◆ **What needs to be done**:
Gather up the lines that contain "colors".

◆ **Listed records**:
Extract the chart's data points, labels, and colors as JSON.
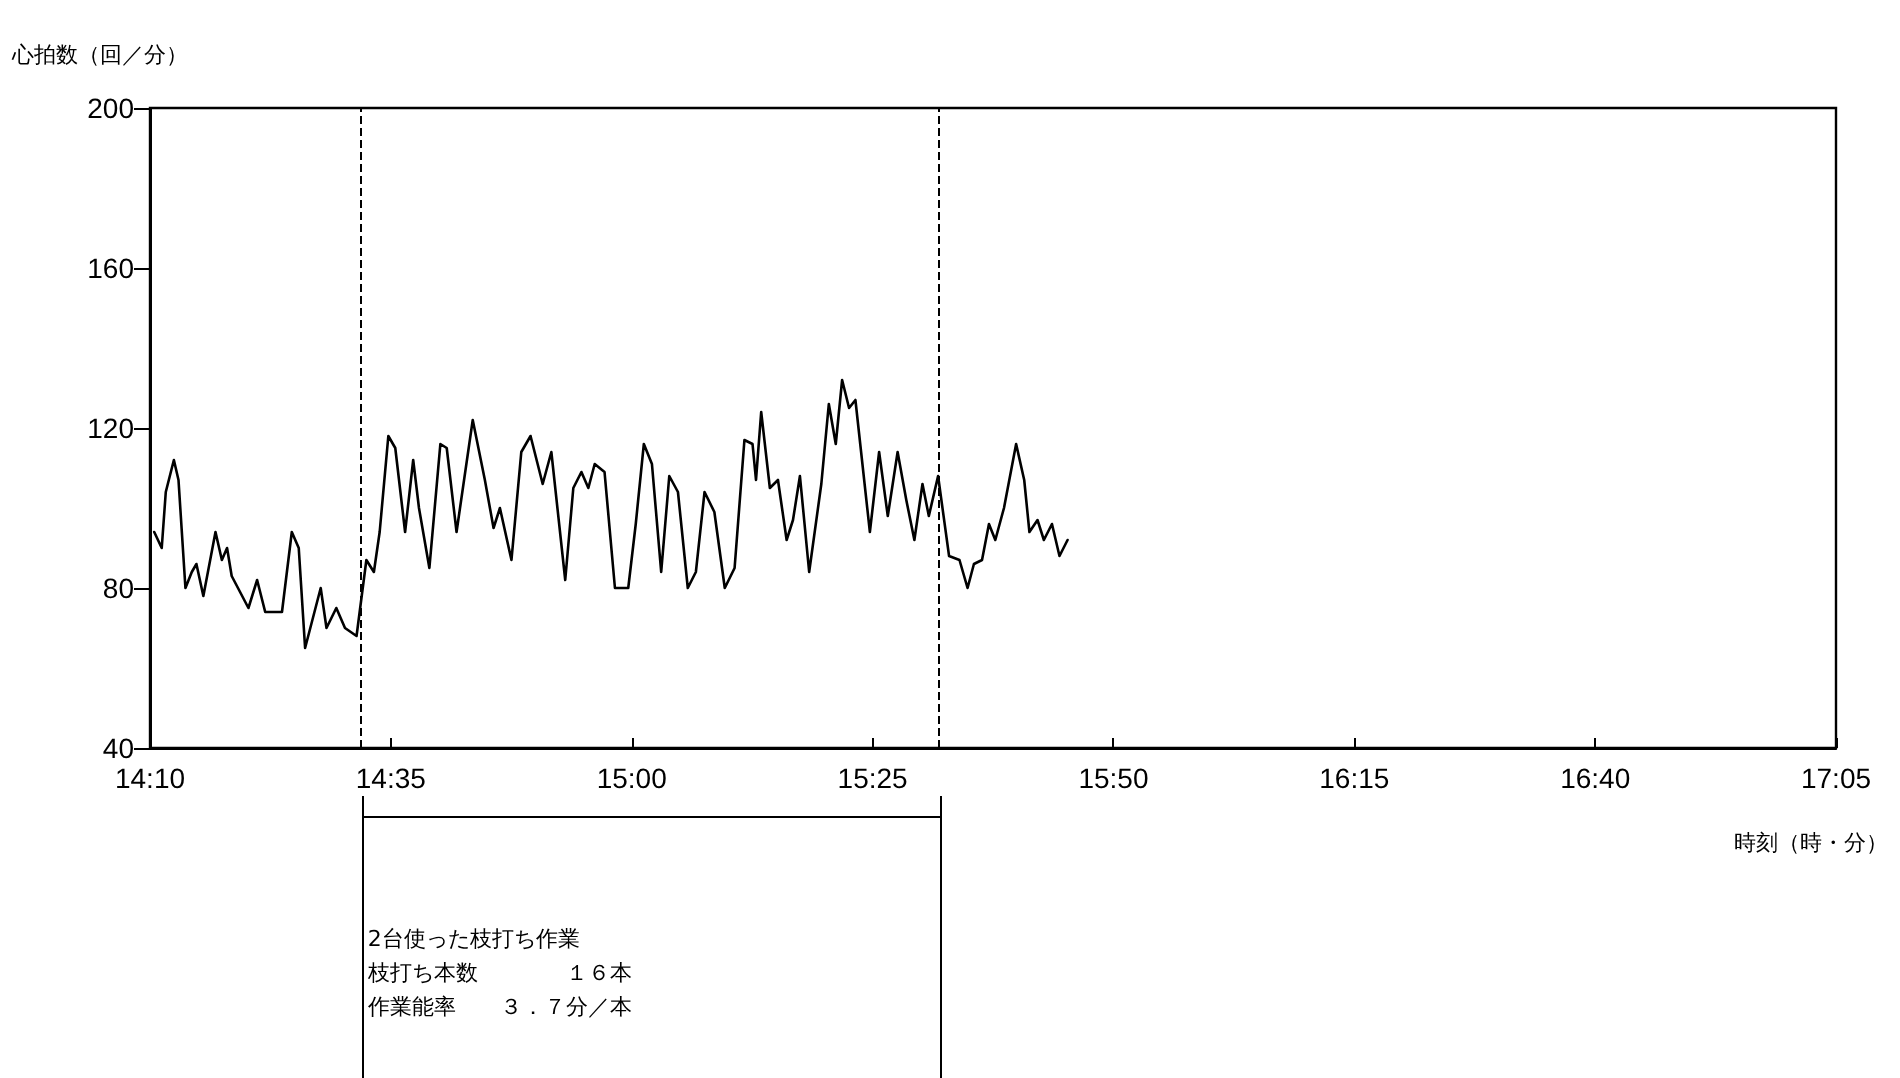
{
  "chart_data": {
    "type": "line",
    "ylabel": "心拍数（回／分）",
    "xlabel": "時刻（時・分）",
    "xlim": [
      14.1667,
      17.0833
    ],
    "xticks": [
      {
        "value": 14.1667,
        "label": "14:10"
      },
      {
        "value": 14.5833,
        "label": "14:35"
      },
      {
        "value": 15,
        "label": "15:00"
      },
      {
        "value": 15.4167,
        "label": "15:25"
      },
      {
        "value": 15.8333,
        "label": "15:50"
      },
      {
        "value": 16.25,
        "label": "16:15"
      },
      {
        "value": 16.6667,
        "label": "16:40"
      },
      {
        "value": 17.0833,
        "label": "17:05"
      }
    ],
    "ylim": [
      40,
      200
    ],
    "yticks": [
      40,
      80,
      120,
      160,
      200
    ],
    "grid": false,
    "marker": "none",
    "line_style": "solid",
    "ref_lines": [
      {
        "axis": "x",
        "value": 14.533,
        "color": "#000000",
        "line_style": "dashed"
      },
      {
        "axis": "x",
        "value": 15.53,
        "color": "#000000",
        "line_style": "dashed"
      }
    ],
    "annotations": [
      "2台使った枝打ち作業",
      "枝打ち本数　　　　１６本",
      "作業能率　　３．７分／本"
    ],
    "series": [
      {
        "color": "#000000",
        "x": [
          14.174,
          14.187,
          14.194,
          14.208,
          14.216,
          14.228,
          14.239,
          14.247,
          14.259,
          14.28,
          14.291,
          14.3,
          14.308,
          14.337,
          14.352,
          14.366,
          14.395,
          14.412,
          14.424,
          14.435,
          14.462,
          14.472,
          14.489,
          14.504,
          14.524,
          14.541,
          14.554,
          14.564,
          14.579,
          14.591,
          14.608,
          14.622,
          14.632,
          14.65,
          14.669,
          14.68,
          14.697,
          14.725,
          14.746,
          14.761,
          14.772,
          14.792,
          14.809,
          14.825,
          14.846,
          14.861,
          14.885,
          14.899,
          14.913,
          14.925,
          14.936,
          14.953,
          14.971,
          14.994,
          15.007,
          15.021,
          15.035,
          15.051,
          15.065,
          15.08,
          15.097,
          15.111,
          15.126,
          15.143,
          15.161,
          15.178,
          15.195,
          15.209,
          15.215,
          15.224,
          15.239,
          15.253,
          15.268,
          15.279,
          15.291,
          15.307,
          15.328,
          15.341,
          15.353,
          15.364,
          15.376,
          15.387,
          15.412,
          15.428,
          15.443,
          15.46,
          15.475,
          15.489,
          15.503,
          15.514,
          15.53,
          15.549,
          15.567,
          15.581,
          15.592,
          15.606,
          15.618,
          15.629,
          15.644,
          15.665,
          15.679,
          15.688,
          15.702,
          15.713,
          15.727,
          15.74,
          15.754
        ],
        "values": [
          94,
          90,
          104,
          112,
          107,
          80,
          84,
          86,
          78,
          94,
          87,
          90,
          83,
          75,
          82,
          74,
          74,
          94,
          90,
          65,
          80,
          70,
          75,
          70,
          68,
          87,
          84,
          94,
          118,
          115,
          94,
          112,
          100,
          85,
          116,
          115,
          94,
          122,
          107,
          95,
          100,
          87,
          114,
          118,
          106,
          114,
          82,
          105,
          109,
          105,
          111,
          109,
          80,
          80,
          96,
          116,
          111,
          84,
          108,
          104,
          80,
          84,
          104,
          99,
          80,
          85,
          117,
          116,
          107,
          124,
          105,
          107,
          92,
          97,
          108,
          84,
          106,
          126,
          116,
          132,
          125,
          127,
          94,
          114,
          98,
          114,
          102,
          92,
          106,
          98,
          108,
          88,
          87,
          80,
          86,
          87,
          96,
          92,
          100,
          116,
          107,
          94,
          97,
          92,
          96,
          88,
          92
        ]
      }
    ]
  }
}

* * *

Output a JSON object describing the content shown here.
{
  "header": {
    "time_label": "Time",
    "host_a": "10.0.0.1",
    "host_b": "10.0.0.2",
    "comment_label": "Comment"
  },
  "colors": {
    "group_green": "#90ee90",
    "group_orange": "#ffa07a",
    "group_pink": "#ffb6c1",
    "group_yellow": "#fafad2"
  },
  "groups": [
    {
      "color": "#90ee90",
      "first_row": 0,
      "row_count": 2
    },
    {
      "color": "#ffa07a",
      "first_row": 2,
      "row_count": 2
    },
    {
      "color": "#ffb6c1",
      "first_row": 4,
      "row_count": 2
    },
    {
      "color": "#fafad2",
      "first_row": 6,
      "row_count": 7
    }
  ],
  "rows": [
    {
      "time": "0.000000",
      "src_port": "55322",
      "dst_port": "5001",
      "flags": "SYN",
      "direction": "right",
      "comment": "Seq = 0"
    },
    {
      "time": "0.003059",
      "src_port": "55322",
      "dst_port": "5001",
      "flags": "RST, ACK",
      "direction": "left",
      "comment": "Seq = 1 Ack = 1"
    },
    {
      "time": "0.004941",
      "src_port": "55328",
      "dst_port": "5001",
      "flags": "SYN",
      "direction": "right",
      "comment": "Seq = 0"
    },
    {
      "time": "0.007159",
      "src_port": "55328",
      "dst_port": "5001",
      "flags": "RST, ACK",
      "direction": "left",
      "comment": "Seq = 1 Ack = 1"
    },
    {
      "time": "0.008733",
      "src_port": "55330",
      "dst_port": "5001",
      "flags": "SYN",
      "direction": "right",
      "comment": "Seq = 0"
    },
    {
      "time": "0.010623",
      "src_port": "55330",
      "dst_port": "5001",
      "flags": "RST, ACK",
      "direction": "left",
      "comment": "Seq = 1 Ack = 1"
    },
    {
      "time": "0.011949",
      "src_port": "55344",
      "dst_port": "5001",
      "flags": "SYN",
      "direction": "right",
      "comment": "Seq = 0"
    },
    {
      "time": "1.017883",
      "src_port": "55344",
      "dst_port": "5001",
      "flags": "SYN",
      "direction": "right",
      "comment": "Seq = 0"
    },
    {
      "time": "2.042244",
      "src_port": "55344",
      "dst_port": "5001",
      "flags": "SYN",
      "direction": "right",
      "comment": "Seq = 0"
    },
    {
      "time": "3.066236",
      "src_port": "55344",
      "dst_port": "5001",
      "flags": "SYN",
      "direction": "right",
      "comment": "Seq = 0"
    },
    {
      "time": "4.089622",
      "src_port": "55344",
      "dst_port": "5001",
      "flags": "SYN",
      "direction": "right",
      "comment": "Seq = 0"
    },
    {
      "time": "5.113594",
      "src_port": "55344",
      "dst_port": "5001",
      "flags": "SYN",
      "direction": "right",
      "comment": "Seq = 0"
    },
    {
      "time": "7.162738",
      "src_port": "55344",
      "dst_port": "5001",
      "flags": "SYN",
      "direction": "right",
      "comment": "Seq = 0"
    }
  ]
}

---

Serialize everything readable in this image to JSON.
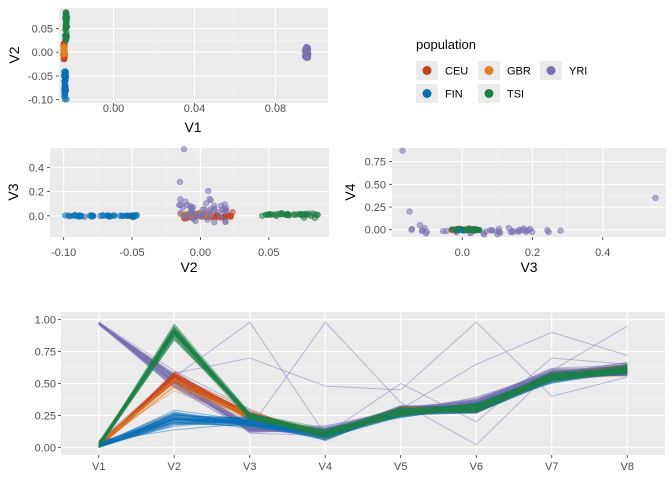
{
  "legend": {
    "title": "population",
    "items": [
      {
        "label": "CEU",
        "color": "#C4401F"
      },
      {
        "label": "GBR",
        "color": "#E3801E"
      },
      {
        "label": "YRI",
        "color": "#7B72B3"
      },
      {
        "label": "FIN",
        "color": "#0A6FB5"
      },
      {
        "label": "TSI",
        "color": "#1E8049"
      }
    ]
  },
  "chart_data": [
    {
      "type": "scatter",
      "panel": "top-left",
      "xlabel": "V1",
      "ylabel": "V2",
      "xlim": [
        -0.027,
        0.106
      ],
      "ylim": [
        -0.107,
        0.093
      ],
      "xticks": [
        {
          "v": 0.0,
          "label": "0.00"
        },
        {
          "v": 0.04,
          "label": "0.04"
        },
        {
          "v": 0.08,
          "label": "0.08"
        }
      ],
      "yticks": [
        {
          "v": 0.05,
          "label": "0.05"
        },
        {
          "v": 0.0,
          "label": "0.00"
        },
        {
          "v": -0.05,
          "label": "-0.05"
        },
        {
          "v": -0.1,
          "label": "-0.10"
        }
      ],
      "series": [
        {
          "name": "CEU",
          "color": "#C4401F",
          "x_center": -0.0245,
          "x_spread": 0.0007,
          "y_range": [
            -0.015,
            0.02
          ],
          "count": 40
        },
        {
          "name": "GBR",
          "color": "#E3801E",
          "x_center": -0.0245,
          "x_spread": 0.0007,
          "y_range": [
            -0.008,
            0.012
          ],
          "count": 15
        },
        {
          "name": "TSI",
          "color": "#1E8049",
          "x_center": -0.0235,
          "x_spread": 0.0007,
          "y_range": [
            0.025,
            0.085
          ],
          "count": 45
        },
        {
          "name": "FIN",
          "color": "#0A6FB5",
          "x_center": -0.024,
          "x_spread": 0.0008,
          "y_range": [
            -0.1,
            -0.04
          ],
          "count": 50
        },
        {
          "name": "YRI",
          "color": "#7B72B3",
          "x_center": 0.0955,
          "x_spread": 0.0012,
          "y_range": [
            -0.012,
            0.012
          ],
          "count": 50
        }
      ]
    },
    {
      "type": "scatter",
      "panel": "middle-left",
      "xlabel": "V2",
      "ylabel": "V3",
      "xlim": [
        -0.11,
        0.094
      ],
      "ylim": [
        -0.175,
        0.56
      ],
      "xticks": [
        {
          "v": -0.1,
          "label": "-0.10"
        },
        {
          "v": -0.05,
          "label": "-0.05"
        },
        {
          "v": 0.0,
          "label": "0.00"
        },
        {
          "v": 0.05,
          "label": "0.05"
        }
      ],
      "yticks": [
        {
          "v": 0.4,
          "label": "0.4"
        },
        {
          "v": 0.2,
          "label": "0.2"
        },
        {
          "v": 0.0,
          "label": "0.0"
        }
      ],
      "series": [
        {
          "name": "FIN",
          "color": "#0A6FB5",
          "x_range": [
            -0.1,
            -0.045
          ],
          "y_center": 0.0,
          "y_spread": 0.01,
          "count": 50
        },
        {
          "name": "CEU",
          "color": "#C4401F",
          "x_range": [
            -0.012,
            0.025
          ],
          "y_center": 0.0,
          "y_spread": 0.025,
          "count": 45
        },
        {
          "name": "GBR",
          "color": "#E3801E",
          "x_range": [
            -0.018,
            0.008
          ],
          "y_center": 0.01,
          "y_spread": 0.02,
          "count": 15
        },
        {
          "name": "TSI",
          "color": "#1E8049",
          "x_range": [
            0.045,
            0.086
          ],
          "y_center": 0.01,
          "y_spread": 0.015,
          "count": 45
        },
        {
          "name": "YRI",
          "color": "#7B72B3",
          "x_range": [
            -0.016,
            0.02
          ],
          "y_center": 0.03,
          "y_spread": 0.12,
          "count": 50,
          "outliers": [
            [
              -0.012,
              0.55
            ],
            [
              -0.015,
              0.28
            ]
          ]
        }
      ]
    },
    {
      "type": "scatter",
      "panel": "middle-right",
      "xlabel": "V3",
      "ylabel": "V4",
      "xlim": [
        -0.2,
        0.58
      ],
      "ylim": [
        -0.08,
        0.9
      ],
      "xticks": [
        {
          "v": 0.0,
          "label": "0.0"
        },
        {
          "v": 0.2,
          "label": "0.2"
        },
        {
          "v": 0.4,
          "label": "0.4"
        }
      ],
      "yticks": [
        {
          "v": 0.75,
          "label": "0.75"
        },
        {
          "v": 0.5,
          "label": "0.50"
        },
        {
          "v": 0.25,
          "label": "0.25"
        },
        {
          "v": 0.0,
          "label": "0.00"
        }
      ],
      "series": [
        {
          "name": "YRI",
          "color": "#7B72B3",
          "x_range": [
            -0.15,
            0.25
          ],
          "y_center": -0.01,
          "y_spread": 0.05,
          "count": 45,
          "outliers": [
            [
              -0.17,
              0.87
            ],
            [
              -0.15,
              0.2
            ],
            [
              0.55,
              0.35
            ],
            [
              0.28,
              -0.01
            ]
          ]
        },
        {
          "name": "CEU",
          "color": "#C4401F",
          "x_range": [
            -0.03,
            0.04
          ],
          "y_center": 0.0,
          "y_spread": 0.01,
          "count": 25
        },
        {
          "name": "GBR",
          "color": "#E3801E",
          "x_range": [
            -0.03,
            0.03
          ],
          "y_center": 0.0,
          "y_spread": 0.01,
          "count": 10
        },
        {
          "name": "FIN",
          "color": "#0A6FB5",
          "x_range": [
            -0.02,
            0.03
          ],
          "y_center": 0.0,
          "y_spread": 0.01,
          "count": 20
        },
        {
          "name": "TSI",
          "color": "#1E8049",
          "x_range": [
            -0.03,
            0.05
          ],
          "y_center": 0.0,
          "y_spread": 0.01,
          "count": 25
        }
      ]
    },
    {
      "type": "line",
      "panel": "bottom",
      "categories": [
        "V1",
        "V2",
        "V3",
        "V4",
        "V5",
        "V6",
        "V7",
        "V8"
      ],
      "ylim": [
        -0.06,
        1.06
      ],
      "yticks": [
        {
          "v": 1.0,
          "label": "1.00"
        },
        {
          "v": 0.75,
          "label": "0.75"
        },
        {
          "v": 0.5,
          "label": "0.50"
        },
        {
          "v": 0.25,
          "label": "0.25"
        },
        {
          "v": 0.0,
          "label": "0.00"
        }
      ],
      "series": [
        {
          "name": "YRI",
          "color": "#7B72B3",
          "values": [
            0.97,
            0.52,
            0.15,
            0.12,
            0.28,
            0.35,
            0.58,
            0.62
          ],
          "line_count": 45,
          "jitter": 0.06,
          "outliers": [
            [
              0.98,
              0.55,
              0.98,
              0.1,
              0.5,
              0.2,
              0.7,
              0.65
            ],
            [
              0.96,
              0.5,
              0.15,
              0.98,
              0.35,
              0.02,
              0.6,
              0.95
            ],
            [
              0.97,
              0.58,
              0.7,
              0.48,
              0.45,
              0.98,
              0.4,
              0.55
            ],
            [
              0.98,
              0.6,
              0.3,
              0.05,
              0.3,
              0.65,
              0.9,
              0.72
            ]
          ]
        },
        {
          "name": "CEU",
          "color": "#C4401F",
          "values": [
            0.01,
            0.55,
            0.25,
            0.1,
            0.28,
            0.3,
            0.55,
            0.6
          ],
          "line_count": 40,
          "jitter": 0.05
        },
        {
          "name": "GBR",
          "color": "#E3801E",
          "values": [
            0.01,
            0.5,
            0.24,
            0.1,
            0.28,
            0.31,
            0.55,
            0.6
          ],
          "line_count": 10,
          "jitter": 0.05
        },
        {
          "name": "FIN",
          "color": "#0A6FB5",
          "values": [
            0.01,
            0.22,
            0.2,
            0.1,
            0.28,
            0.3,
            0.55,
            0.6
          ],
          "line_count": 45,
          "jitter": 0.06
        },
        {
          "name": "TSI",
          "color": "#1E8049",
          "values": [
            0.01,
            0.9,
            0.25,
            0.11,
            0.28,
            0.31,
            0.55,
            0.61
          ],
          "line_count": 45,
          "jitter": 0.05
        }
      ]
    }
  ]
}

◆ **Right answer**:
Extract the chart's data points, labels, and colors as JSON.
  "colors": {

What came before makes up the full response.